Exercise data:
▬▬▬
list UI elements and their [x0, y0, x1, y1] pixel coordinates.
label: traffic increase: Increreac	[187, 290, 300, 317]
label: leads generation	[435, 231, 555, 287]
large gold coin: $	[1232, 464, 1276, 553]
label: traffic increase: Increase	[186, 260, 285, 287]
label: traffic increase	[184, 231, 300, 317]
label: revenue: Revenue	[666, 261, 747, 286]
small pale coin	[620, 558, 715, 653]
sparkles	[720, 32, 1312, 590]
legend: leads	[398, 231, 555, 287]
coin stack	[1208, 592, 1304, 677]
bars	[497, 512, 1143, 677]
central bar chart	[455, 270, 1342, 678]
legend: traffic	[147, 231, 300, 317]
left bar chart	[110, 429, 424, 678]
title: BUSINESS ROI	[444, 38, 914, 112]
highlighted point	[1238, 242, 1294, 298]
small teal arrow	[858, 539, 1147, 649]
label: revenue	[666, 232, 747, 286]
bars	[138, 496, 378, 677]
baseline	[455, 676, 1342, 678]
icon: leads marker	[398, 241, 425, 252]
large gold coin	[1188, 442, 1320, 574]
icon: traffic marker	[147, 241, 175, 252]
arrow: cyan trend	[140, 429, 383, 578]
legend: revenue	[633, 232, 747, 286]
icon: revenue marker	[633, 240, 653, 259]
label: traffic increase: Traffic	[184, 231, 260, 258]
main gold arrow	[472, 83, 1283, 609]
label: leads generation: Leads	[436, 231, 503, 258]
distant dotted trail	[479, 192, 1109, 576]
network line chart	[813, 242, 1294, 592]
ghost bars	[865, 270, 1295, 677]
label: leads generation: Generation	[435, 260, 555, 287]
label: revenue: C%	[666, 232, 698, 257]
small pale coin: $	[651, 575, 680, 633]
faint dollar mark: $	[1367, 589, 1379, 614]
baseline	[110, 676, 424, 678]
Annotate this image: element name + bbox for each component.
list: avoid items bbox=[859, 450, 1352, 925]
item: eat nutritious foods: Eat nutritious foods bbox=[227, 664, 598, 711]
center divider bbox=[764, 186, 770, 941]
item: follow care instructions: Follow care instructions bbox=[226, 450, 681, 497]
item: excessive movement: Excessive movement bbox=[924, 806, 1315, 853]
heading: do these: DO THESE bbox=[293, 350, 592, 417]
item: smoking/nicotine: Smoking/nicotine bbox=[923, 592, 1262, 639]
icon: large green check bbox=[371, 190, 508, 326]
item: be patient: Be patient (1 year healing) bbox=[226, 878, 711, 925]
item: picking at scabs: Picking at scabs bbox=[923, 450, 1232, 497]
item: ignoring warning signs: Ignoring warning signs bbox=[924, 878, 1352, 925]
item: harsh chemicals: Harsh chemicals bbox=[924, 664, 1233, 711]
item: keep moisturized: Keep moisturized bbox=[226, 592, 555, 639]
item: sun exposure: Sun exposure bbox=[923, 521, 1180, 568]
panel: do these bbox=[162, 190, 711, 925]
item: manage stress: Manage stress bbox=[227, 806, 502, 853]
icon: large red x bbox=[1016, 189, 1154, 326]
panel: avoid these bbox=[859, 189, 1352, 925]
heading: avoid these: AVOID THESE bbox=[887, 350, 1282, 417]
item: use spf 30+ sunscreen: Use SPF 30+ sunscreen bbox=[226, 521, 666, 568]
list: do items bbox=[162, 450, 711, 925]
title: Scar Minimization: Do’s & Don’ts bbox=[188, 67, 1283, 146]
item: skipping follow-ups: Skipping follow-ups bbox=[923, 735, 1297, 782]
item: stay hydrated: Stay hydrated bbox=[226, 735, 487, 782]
▬▬▬
Aim of the exercise:
How many lines in the records above contain the string "leads"? Reply with the number alone.

Correct result:
5